## WRITTEN REQUEST
Collect from the data below each line with "CORRELATION".

## SUPPLIED RECORDS
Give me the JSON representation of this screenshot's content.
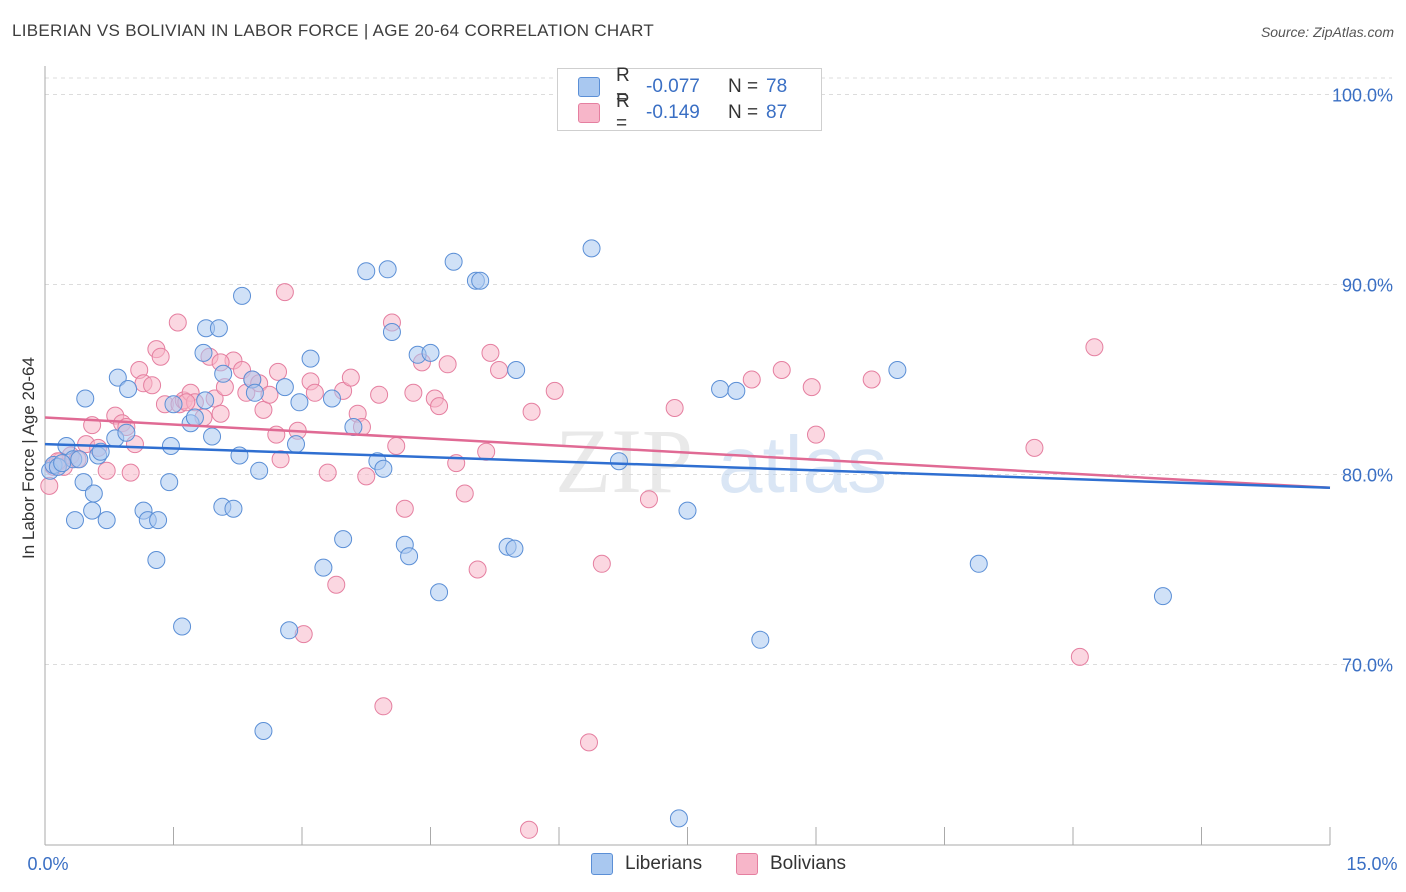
{
  "title": "LIBERIAN VS BOLIVIAN IN LABOR FORCE | AGE 20-64 CORRELATION CHART",
  "source": "Source: ZipAtlas.com",
  "watermark": {
    "zip": "ZIP",
    "atlas": "atlas"
  },
  "legend": {
    "rows": [
      {
        "r_label": "R =",
        "r_value": "-0.077",
        "n_label": "N =",
        "n_value": "78",
        "color": "#a9c8f0"
      },
      {
        "r_label": "R =",
        "r_value": "-0.149",
        "n_label": "N =",
        "n_value": "87",
        "color": "#f7b6c9"
      }
    ]
  },
  "bottom_legend": [
    {
      "label": "Liberians",
      "color": "#a9c8f0"
    },
    {
      "label": "Bolivians",
      "color": "#f7b6c9"
    }
  ],
  "colors": {
    "liberians_fill": "#a9c8f0",
    "liberians_stroke": "#5b8fd6",
    "liberians_line": "#2f6fd1",
    "bolivians_fill": "#f7b6c9",
    "bolivians_stroke": "#e57fa0",
    "bolivians_line": "#e06a94",
    "tick_label": "#3a6fc4",
    "grid": "#dcdcdc"
  },
  "chart_data": {
    "type": "scatter",
    "title": "LIBERIAN VS BOLIVIAN IN LABOR FORCE | AGE 20-64 CORRELATION CHART",
    "xlabel": "",
    "ylabel": "In Labor Force | Age 20-64",
    "xlim": [
      0,
      15
    ],
    "ylim": [
      60.5,
      101.5
    ],
    "x_tick_labels": [
      "0.0%",
      "15.0%"
    ],
    "y_ticks": [
      70,
      80,
      90,
      100
    ],
    "y_tick_labels": [
      "70.0%",
      "80.0%",
      "90.0%",
      "100.0%"
    ],
    "grid": true,
    "legend_position": "top-center",
    "series": [
      {
        "name": "Liberians",
        "r": -0.077,
        "n": 78,
        "trend": {
          "x": [
            0,
            15
          ],
          "y": [
            81.6,
            79.3
          ]
        },
        "points": [
          [
            0.06,
            80.2
          ],
          [
            0.1,
            80.5
          ],
          [
            0.15,
            80.4
          ],
          [
            0.25,
            81.5
          ],
          [
            0.33,
            80.8
          ],
          [
            0.4,
            80.8
          ],
          [
            0.45,
            79.6
          ],
          [
            0.47,
            84.0
          ],
          [
            0.55,
            78.1
          ],
          [
            0.57,
            79.0
          ],
          [
            0.62,
            81.0
          ],
          [
            0.72,
            77.6
          ],
          [
            0.82,
            81.9
          ],
          [
            0.85,
            85.1
          ],
          [
            0.95,
            82.2
          ],
          [
            0.97,
            84.5
          ],
          [
            1.15,
            78.1
          ],
          [
            1.2,
            77.6
          ],
          [
            1.32,
            77.6
          ],
          [
            1.47,
            81.5
          ],
          [
            1.5,
            83.7
          ],
          [
            1.6,
            72.0
          ],
          [
            1.7,
            82.7
          ],
          [
            1.75,
            83.0
          ],
          [
            1.85,
            86.4
          ],
          [
            1.87,
            83.9
          ],
          [
            1.88,
            87.7
          ],
          [
            2.03,
            87.7
          ],
          [
            2.07,
            78.3
          ],
          [
            2.2,
            78.2
          ],
          [
            2.27,
            81.0
          ],
          [
            2.3,
            89.4
          ],
          [
            2.42,
            85.0
          ],
          [
            2.45,
            84.3
          ],
          [
            2.5,
            80.2
          ],
          [
            2.55,
            66.5
          ],
          [
            2.8,
            84.6
          ],
          [
            2.85,
            71.8
          ],
          [
            2.93,
            81.6
          ],
          [
            2.97,
            83.8
          ],
          [
            3.1,
            86.1
          ],
          [
            3.25,
            75.1
          ],
          [
            3.35,
            84.0
          ],
          [
            3.48,
            76.6
          ],
          [
            3.6,
            82.5
          ],
          [
            3.75,
            90.7
          ],
          [
            3.88,
            80.7
          ],
          [
            3.95,
            80.3
          ],
          [
            4.0,
            90.8
          ],
          [
            4.05,
            87.5
          ],
          [
            4.2,
            76.3
          ],
          [
            4.25,
            75.7
          ],
          [
            4.35,
            86.3
          ],
          [
            4.5,
            86.4
          ],
          [
            4.6,
            73.8
          ],
          [
            4.77,
            91.2
          ],
          [
            5.03,
            90.2
          ],
          [
            5.08,
            90.2
          ],
          [
            5.4,
            76.2
          ],
          [
            5.48,
            76.1
          ],
          [
            5.5,
            85.5
          ],
          [
            6.38,
            91.9
          ],
          [
            6.7,
            80.7
          ],
          [
            7.4,
            61.9
          ],
          [
            7.5,
            78.1
          ],
          [
            7.88,
            84.5
          ],
          [
            8.07,
            84.4
          ],
          [
            8.35,
            71.3
          ],
          [
            9.95,
            85.5
          ],
          [
            10.9,
            75.3
          ],
          [
            13.05,
            73.6
          ],
          [
            1.3,
            75.5
          ],
          [
            1.95,
            82.0
          ],
          [
            0.35,
            77.6
          ],
          [
            2.08,
            85.3
          ],
          [
            0.2,
            80.6
          ],
          [
            1.45,
            79.6
          ],
          [
            0.65,
            81.2
          ]
        ]
      },
      {
        "name": "Bolivians",
        "r": -0.149,
        "n": 87,
        "trend": {
          "x": [
            0,
            15
          ],
          "y": [
            83.0,
            79.3
          ]
        },
        "points": [
          [
            0.05,
            79.4
          ],
          [
            0.1,
            80.4
          ],
          [
            0.18,
            80.7
          ],
          [
            0.22,
            80.4
          ],
          [
            0.3,
            81.0
          ],
          [
            0.38,
            80.8
          ],
          [
            0.48,
            81.6
          ],
          [
            0.55,
            82.6
          ],
          [
            0.62,
            81.4
          ],
          [
            0.72,
            80.2
          ],
          [
            0.82,
            83.1
          ],
          [
            0.9,
            82.7
          ],
          [
            0.95,
            82.5
          ],
          [
            1.05,
            81.6
          ],
          [
            1.1,
            85.5
          ],
          [
            1.15,
            84.8
          ],
          [
            1.25,
            84.7
          ],
          [
            1.3,
            86.6
          ],
          [
            1.35,
            86.2
          ],
          [
            1.4,
            83.7
          ],
          [
            1.55,
            88.0
          ],
          [
            1.57,
            83.7
          ],
          [
            1.62,
            83.9
          ],
          [
            1.7,
            84.3
          ],
          [
            1.75,
            83.8
          ],
          [
            1.85,
            83.0
          ],
          [
            1.92,
            86.2
          ],
          [
            1.98,
            84.0
          ],
          [
            2.05,
            83.2
          ],
          [
            2.1,
            84.6
          ],
          [
            2.2,
            86.0
          ],
          [
            2.3,
            85.5
          ],
          [
            2.35,
            84.3
          ],
          [
            2.42,
            85.0
          ],
          [
            2.5,
            84.8
          ],
          [
            2.55,
            83.4
          ],
          [
            2.62,
            84.2
          ],
          [
            2.7,
            82.1
          ],
          [
            2.72,
            85.4
          ],
          [
            2.75,
            80.8
          ],
          [
            2.8,
            89.6
          ],
          [
            2.95,
            82.3
          ],
          [
            3.02,
            71.6
          ],
          [
            3.1,
            84.9
          ],
          [
            3.15,
            84.3
          ],
          [
            3.3,
            80.1
          ],
          [
            3.4,
            74.2
          ],
          [
            3.48,
            84.4
          ],
          [
            3.57,
            85.1
          ],
          [
            3.65,
            83.2
          ],
          [
            3.7,
            82.5
          ],
          [
            3.75,
            79.9
          ],
          [
            3.9,
            84.2
          ],
          [
            3.95,
            67.8
          ],
          [
            4.05,
            88.0
          ],
          [
            4.1,
            81.5
          ],
          [
            4.2,
            78.2
          ],
          [
            4.3,
            84.3
          ],
          [
            4.4,
            85.9
          ],
          [
            4.55,
            84.0
          ],
          [
            4.6,
            83.6
          ],
          [
            4.7,
            85.8
          ],
          [
            4.8,
            80.6
          ],
          [
            4.9,
            79.0
          ],
          [
            5.05,
            75.0
          ],
          [
            5.15,
            81.2
          ],
          [
            5.2,
            86.4
          ],
          [
            5.3,
            85.5
          ],
          [
            5.65,
            61.3
          ],
          [
            5.68,
            83.3
          ],
          [
            5.95,
            84.4
          ],
          [
            6.35,
            65.9
          ],
          [
            6.5,
            75.3
          ],
          [
            7.05,
            78.7
          ],
          [
            7.35,
            83.5
          ],
          [
            8.25,
            85.0
          ],
          [
            8.6,
            85.5
          ],
          [
            8.95,
            84.6
          ],
          [
            9.0,
            82.1
          ],
          [
            9.65,
            85.0
          ],
          [
            11.55,
            81.4
          ],
          [
            12.08,
            70.4
          ],
          [
            12.25,
            86.7
          ],
          [
            1.0,
            80.1
          ],
          [
            0.15,
            80.7
          ],
          [
            2.05,
            85.9
          ],
          [
            1.65,
            83.8
          ]
        ]
      }
    ]
  }
}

## RESPONSE TO THE EXERCISE
  "title": "LIBERIAN VS BOLIVIAN IN LABOR FORCE | AGE 20-64 CORRELATION CHART",
    "title": "LIBERIAN VS BOLIVIAN IN LABOR FORCE | AGE 20-64 CORRELATION CHART",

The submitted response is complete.